*Directive*
Go through the listing and copy each line with the string "this".

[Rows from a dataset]

********************

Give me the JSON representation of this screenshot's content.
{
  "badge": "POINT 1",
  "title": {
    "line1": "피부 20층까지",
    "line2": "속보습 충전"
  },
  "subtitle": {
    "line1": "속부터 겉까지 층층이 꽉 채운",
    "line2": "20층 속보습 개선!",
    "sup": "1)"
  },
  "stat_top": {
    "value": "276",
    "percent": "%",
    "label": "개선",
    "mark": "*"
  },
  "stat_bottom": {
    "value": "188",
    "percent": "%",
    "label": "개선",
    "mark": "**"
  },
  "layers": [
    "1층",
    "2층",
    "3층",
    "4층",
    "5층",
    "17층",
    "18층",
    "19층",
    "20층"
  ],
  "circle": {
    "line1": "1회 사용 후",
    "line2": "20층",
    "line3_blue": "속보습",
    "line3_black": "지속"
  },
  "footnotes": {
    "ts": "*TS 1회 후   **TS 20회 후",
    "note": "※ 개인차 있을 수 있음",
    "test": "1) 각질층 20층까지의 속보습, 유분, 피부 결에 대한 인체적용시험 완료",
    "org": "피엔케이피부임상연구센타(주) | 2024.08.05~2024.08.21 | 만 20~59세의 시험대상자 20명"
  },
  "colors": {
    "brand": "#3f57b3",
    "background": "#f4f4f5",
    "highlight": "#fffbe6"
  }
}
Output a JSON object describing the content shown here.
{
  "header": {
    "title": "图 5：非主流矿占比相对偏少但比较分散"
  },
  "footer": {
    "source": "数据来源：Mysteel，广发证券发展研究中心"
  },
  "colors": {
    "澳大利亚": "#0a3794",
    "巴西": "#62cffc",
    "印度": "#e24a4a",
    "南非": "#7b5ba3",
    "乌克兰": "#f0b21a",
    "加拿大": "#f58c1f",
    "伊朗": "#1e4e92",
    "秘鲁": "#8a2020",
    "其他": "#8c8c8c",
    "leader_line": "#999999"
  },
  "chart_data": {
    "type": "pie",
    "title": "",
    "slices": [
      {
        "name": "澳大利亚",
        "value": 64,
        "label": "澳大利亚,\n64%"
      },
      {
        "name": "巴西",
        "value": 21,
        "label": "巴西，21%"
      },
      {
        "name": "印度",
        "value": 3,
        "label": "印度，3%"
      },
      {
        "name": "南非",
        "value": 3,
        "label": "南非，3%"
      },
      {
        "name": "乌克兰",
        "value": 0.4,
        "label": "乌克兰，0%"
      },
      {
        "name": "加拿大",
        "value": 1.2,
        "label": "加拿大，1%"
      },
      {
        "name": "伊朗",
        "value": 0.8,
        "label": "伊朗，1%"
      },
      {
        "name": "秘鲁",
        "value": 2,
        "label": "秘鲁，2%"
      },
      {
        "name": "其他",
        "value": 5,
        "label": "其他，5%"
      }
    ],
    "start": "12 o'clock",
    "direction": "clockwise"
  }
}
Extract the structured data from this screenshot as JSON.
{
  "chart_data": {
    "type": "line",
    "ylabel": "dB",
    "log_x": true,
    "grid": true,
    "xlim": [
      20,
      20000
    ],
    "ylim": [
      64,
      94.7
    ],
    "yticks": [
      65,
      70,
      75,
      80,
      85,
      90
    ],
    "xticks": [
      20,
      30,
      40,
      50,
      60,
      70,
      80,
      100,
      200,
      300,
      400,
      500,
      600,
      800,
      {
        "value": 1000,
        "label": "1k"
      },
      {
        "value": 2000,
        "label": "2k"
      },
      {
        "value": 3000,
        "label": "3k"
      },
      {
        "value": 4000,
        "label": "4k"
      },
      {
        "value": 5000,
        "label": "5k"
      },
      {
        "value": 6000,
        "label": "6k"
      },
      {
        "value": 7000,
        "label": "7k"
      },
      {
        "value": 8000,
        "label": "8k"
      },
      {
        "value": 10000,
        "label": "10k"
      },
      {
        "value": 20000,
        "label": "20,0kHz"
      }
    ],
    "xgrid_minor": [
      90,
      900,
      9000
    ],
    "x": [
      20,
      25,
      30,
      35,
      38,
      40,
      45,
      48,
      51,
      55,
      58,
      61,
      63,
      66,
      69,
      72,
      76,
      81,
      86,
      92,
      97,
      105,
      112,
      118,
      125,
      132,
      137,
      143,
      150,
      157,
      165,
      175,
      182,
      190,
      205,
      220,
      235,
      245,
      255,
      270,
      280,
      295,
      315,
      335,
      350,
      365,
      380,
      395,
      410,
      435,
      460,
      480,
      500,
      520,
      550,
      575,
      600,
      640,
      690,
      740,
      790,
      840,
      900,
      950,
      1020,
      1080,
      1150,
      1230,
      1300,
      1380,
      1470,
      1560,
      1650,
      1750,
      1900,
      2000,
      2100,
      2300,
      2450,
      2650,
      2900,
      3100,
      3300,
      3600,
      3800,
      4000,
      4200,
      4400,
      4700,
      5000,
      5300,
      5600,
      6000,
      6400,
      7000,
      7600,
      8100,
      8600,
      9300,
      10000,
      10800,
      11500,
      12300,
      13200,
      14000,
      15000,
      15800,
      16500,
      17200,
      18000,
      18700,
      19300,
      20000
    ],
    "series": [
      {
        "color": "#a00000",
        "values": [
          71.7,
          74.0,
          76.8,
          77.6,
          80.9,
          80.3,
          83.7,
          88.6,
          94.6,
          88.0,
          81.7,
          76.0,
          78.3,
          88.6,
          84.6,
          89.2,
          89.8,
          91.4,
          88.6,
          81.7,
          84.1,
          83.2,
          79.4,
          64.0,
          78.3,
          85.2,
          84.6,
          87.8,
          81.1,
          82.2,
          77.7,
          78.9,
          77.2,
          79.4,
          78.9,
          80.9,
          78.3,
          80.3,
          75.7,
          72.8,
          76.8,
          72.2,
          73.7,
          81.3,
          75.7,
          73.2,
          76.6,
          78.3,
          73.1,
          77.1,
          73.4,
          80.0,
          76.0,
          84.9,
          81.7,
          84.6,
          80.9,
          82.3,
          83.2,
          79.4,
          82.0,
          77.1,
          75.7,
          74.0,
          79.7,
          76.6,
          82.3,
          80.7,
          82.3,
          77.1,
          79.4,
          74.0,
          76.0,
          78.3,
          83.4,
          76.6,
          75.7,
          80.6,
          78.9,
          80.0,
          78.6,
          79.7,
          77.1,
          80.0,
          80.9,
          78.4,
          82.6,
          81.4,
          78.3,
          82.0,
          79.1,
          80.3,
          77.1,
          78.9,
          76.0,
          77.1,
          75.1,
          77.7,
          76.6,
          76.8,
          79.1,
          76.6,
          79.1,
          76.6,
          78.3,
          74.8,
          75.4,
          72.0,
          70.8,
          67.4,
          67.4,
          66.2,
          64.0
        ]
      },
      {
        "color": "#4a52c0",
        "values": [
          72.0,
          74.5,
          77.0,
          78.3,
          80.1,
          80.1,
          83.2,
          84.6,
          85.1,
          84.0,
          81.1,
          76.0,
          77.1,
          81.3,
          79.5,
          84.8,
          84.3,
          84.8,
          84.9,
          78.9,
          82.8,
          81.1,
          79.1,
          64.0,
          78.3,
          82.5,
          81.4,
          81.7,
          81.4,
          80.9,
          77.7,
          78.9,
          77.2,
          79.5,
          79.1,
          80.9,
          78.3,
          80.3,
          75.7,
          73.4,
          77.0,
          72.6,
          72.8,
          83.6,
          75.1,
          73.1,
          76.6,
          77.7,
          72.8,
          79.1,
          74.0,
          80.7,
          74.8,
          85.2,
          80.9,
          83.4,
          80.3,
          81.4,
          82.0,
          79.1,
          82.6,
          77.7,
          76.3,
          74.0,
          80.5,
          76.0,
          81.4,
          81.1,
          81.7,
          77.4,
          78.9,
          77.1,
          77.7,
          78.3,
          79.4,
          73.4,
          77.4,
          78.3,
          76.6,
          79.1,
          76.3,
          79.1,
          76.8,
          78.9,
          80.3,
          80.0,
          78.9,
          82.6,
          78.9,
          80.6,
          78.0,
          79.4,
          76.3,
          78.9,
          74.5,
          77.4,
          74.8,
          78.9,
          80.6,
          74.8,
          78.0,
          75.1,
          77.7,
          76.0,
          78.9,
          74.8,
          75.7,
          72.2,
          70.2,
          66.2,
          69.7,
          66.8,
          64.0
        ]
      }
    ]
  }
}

********************

*Final result*
Give me the JSON representation of this screenshot's content.
Extract the structured data from this screenshot as JSON.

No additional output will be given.